## Task details
Answer with a single number: how many lines in the listing below include "ácido"?

╭─ Material provided

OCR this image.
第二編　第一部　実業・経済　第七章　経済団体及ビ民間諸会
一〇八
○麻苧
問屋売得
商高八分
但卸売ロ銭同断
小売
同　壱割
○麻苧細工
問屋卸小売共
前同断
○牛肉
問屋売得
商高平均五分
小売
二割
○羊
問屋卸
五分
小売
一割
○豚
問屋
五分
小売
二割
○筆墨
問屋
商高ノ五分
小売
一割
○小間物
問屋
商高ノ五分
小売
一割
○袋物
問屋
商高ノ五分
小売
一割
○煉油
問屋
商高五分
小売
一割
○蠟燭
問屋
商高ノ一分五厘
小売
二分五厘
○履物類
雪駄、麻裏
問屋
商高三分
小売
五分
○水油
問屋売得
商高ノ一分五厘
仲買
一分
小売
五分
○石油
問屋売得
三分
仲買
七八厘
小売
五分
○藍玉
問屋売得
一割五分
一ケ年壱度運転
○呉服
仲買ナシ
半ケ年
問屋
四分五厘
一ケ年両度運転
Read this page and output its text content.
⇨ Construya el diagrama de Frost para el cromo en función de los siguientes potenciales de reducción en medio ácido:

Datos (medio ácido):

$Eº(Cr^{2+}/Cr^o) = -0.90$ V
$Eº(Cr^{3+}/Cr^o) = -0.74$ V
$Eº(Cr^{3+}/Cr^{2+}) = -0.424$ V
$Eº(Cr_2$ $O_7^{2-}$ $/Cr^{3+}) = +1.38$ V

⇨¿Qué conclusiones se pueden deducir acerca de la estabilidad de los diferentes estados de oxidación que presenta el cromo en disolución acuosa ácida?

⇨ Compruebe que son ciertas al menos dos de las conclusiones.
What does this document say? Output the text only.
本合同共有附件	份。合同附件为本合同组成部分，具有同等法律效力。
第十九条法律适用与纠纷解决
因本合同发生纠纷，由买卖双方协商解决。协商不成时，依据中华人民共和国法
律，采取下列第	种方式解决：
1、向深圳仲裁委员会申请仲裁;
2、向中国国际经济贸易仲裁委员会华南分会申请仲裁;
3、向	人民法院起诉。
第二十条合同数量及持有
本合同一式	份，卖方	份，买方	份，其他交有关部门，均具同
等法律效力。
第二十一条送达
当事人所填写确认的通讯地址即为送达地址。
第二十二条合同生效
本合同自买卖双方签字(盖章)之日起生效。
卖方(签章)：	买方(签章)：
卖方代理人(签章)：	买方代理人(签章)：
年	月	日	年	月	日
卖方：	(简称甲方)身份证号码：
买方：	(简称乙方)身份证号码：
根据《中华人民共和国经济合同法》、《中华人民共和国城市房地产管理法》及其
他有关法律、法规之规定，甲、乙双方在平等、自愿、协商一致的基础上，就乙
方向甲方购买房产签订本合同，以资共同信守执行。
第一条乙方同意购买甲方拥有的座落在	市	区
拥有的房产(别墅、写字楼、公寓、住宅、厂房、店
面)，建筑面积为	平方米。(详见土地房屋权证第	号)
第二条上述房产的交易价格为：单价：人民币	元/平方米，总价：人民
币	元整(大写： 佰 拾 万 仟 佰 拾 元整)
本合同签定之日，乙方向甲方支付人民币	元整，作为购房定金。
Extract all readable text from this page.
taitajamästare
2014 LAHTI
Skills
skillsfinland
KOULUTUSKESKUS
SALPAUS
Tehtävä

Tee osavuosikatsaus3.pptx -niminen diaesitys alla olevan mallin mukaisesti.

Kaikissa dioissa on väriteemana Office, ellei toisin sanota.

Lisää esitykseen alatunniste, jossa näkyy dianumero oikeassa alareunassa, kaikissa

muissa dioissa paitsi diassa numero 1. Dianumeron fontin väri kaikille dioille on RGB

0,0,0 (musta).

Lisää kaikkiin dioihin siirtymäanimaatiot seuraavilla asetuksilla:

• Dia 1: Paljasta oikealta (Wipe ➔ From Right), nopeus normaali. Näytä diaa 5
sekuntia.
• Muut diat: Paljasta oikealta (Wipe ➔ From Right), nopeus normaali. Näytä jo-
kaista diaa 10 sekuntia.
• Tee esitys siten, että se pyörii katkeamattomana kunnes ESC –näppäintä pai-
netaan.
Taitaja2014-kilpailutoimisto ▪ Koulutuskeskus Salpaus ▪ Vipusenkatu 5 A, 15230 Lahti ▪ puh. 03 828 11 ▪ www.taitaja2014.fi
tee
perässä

╰─

## Final answer
2